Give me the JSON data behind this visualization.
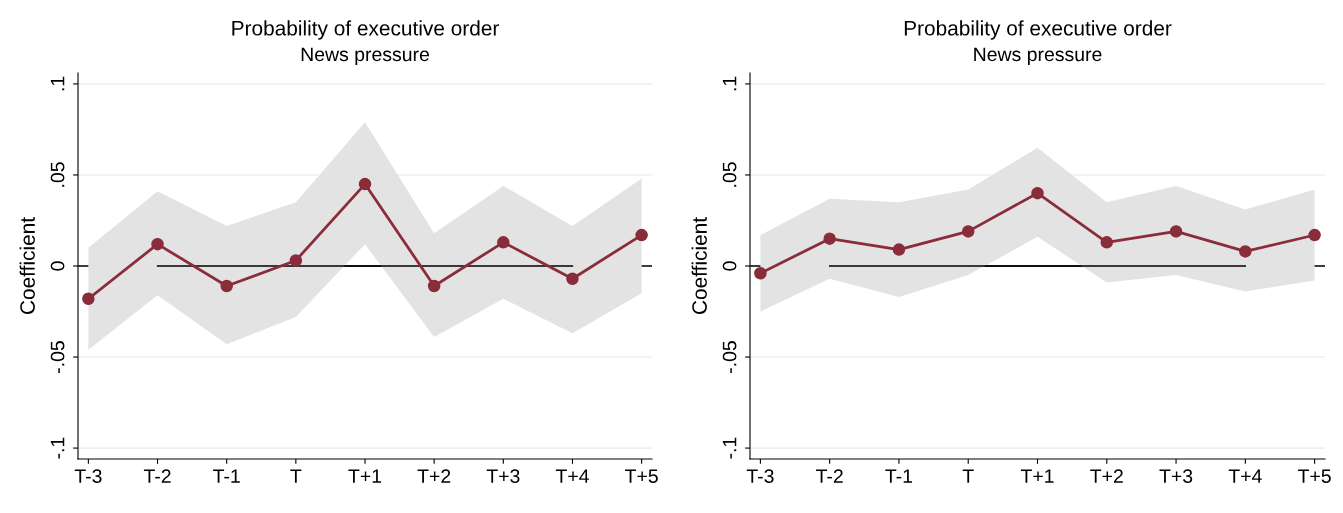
{
  "chart_data": [
    {
      "type": "line",
      "title": "Probability of executive order",
      "subtitle": "News pressure",
      "ylabel": "Coefficient",
      "categories": [
        "T-3",
        "T-2",
        "T-1",
        "T",
        "T+1",
        "T+2",
        "T+3",
        "T+4",
        "T+5"
      ],
      "series": [
        {
          "color": "#8b2c3a",
          "marker": "circle",
          "values": [
            -0.018,
            0.012,
            -0.011,
            0.003,
            0.045,
            -0.011,
            0.013,
            -0.007,
            0.017
          ],
          "lower": [
            -0.046,
            -0.016,
            -0.043,
            -0.028,
            0.012,
            -0.039,
            -0.018,
            -0.037,
            -0.015
          ],
          "upper": [
            0.01,
            0.041,
            0.022,
            0.035,
            0.079,
            0.018,
            0.044,
            0.022,
            0.048
          ]
        },
        {
          "type": "line",
          "color": "#000000",
          "marker": "none",
          "values": [
            null,
            0,
            0,
            0,
            0,
            0,
            0,
            0,
            null
          ]
        }
      ],
      "ref_lines": [
        {
          "axis": "y",
          "value": 0,
          "color": "#000000"
        }
      ],
      "ylim": [
        -0.106,
        0.106
      ],
      "yticks": [
        {
          "value": -0.1,
          "label": "-.1"
        },
        {
          "value": -0.05,
          "label": "-.05"
        },
        0,
        {
          "value": 0.05,
          "label": ".05"
        },
        {
          "value": 0.1,
          "label": ".1"
        }
      ],
      "grid": "y",
      "legend": false
    },
    {
      "type": "line",
      "title": "Probability of executive order",
      "subtitle": "News pressure",
      "ylabel": "Coefficient",
      "categories": [
        "T-3",
        "T-2",
        "T-1",
        "T",
        "T+1",
        "T+2",
        "T+3",
        "T+4",
        "T+5"
      ],
      "series": [
        {
          "color": "#8b2c3a",
          "marker": "circle",
          "values": [
            -0.004,
            0.015,
            0.009,
            0.019,
            0.04,
            0.013,
            0.019,
            0.008,
            0.017
          ],
          "lower": [
            -0.025,
            -0.007,
            -0.017,
            -0.005,
            0.016,
            -0.009,
            -0.005,
            -0.014,
            -0.008
          ],
          "upper": [
            0.017,
            0.037,
            0.035,
            0.042,
            0.065,
            0.035,
            0.044,
            0.031,
            0.042
          ]
        },
        {
          "type": "line",
          "color": "#000000",
          "marker": "none",
          "values": [
            null,
            0,
            0,
            0,
            0,
            0,
            0,
            0,
            null
          ]
        }
      ],
      "ref_lines": [
        {
          "axis": "y",
          "value": 0,
          "color": "#000000"
        }
      ],
      "ylim": [
        -0.106,
        0.106
      ],
      "yticks": [
        {
          "value": -0.1,
          "label": "-.1"
        },
        {
          "value": -0.05,
          "label": "-.05"
        },
        0,
        {
          "value": 0.05,
          "label": ".05"
        },
        {
          "value": 0.1,
          "label": ".1"
        }
      ],
      "grid": "y",
      "legend": false
    }
  ]
}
==============================
• **Written task**:
Copy each line exactly, and leave the pictures out of your copy.

• **Output for this exercise**:
Give me the JSON data behind this visualization.
{
  "chart_data": [
    {
      "type": "line",
      "title": "Probability of executive order",
      "subtitle": "News pressure",
      "ylabel": "Coefficient",
      "categories": [
        "T-3",
        "T-2",
        "T-1",
        "T",
        "T+1",
        "T+2",
        "T+3",
        "T+4",
        "T+5"
      ],
      "series": [
        {
          "color": "#8b2c3a",
          "marker": "circle",
          "values": [
            -0.018,
            0.012,
            -0.011,
            0.003,
            0.045,
            -0.011,
            0.013,
            -0.007,
            0.017
          ],
          "lower": [
            -0.046,
            -0.016,
            -0.043,
            -0.028,
            0.012,
            -0.039,
            -0.018,
            -0.037,
            -0.015
          ],
          "upper": [
            0.01,
            0.041,
            0.022,
            0.035,
            0.079,
            0.018,
            0.044,
            0.022,
            0.048
          ]
        },
        {
          "type": "line",
          "color": "#000000",
          "marker": "none",
          "values": [
            null,
            0,
            0,
            0,
            0,
            0,
            0,
            0,
            null
          ]
        }
      ],
      "ref_lines": [
        {
          "axis": "y",
          "value": 0,
          "color": "#000000"
        }
      ],
      "ylim": [
        -0.106,
        0.106
      ],
      "yticks": [
        {
          "value": -0.1,
          "label": "-.1"
        },
        {
          "value": -0.05,
          "label": "-.05"
        },
        0,
        {
          "value": 0.05,
          "label": ".05"
        },
        {
          "value": 0.1,
          "label": ".1"
        }
      ],
      "grid": "y",
      "legend": false
    },
    {
      "type": "line",
      "title": "Probability of executive order",
      "subtitle": "News pressure",
      "ylabel": "Coefficient",
      "categories": [
        "T-3",
        "T-2",
        "T-1",
        "T",
        "T+1",
        "T+2",
        "T+3",
        "T+4",
        "T+5"
      ],
      "series": [
        {
          "color": "#8b2c3a",
          "marker": "circle",
          "values": [
            -0.004,
            0.015,
            0.009,
            0.019,
            0.04,
            0.013,
            0.019,
            0.008,
            0.017
          ],
          "lower": [
            -0.025,
            -0.007,
            -0.017,
            -0.005,
            0.016,
            -0.009,
            -0.005,
            -0.014,
            -0.008
          ],
          "upper": [
            0.017,
            0.037,
            0.035,
            0.042,
            0.065,
            0.035,
            0.044,
            0.031,
            0.042
          ]
        },
        {
          "type": "line",
          "color": "#000000",
          "marker": "none",
          "values": [
            null,
            0,
            0,
            0,
            0,
            0,
            0,
            0,
            null
          ]
        }
      ],
      "ref_lines": [
        {
          "axis": "y",
          "value": 0,
          "color": "#000000"
        }
      ],
      "ylim": [
        -0.106,
        0.106
      ],
      "yticks": [
        {
          "value": -0.1,
          "label": "-.1"
        },
        {
          "value": -0.05,
          "label": "-.05"
        },
        0,
        {
          "value": 0.05,
          "label": ".05"
        },
        {
          "value": 0.1,
          "label": ".1"
        }
      ],
      "grid": "y",
      "legend": false
    }
  ]
}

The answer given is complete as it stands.